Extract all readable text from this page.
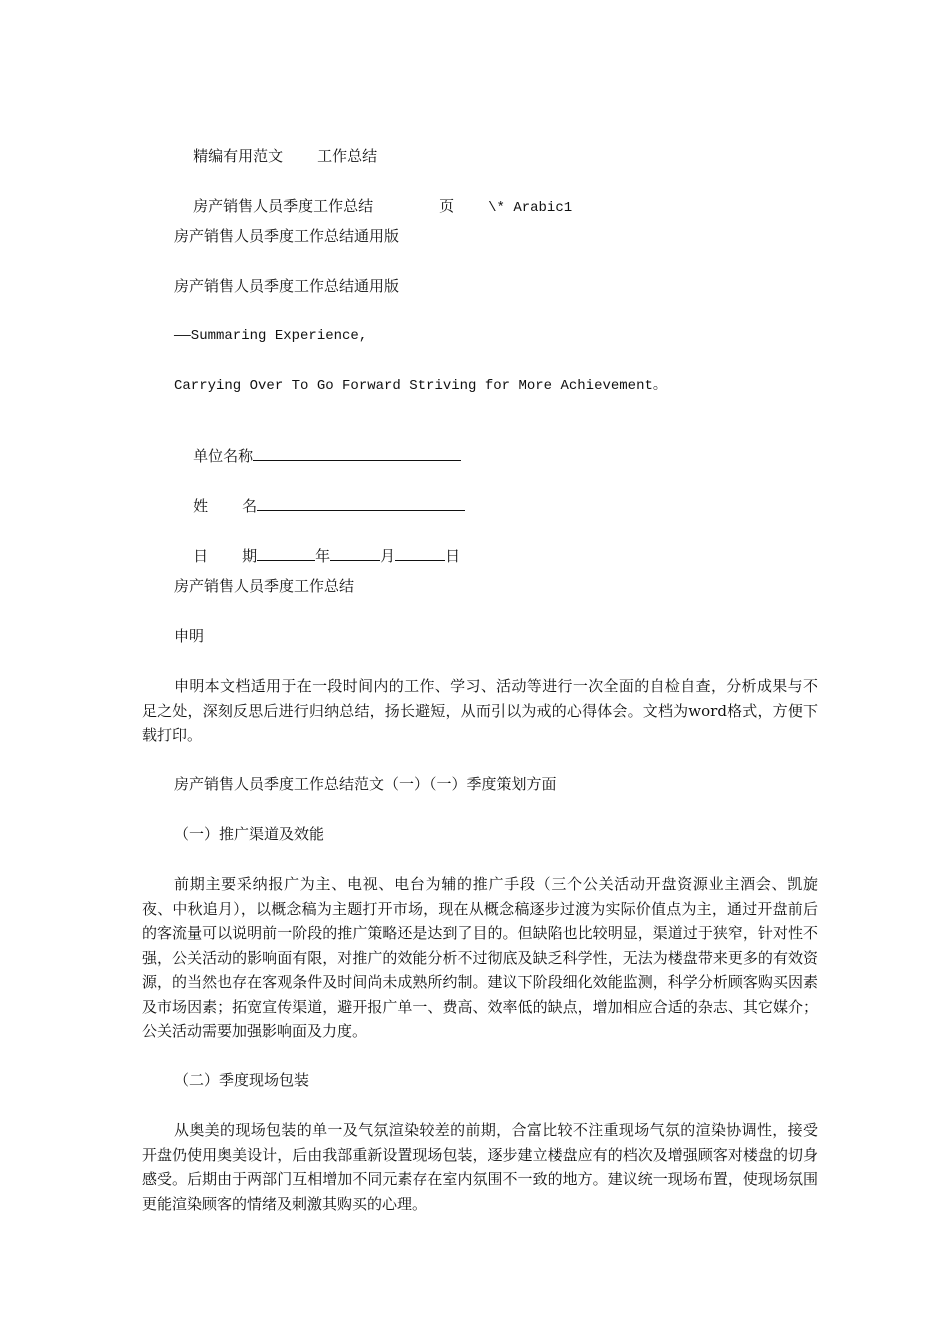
精编有用范文 工作总结

房产销售人员季度工作总结	页 \* Arabic1

房产销售人员季度工作总结通用版
房产销售人员季度工作总结通用版
——Summaring Experience,
Carrying Over To Go Forward Striving for More Achievement。

单位名称

姓 名

日 期	年	月	日

房产销售人员季度工作总结
申明
申明本文档适用于在一段时间内的工作、学习、活动等进行一次全面的自检自查，分析成果与不足之处，深刻反思后进行归纳总结，扬长避短，从而引以为戒的心得体会。文档为word格式，方便下载打印。
房产销售人员季度工作总结范文（一）（一）季度策划方面
（一）推广渠道及效能
前期主要采纳报广为主、电视、电台为辅的推广手段（三个公关活动开盘资源业主酒会、凯旋夜、中秋追月），以概念稿为主题打开市场，现在从概念稿逐步过渡为实际价值点为主，通过开盘前后的客流量可以说明前一阶段的推广策略还是达到了目的。但缺陷也比较明显，渠道过于狭窄，针对性不强，公关活动的影响面有限，对推广的效能分析不过彻底及缺乏科学性，无法为楼盘带来更多的有效资源，的当然也存在客观条件及时间尚未成熟所约制。建议下阶段细化效能监测，科学分析顾客购买因素及市场因素；拓宽宣传渠道，避开报广单一、费高、效率低的缺点，增加相应合适的杂志、其它媒介；公关活动需要加强影响面及力度。
（二）季度现场包装
从奥美的现场包装的单一及气氛渲染较差的前期，合富比较不注重现场气氛的渲染协调性，接受开盘仍使用奥美设计，后由我部重新设置现场包装，逐步建立楼盘应有的档次及增强顾客对楼盘的切身感受。后期由于两部门互相增加不同元素存在室内氛围不一致的地方。建议统一现场布置，使现场氛围更能渲染顾客的情绪及刺激其购买的心理。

- [The task] Write out every record above exactly as it stands, but leave out the pictures.

- [The answer]
Extract all readable text from this page.
精编有用范文 工作总结

房产销售人员季度工作总结	页 \* Arabic1

房产销售人员季度工作总结通用版
房产销售人员季度工作总结通用版
——Summaring Experience,
Carrying Over To Go Forward Striving for More Achievement。

单位名称

姓 名

日 期	年	月	日

房产销售人员季度工作总结
申明
申明本文档适用于在一段时间内的工作、学习、活动等进行一次全面的自检自查，分析成果与不足之处，深刻反思后进行归纳总结，扬长避短，从而引以为戒的心得体会。文档为word格式，方便下载打印。
房产销售人员季度工作总结范文（一）（一）季度策划方面
（一）推广渠道及效能
前期主要采纳报广为主、电视、电台为辅的推广手段（三个公关活动开盘资源业主酒会、凯旋夜、中秋追月），以概念稿为主题打开市场，现在从概念稿逐步过渡为实际价值点为主，通过开盘前后的客流量可以说明前一阶段的推广策略还是达到了目的。但缺陷也比较明显，渠道过于狭窄，针对性不强，公关活动的影响面有限，对推广的效能分析不过彻底及缺乏科学性，无法为楼盘带来更多的有效资源，的当然也存在客观条件及时间尚未成熟所约制。建议下阶段细化效能监测，科学分析顾客购买因素及市场因素；拓宽宣传渠道，避开报广单一、费高、效率低的缺点，增加相应合适的杂志、其它媒介；公关活动需要加强影响面及力度。
（二）季度现场包装
从奥美的现场包装的单一及气氛渲染较差的前期，合富比较不注重现场气氛的渲染协调性，接受开盘仍使用奥美设计，后由我部重新设置现场包装，逐步建立楼盘应有的档次及增强顾客对楼盘的切身感受。后期由于两部门互相增加不同元素存在室内氛围不一致的地方。建议统一现场布置，使现场氛围更能渲染顾客的情绪及刺激其购买的心理。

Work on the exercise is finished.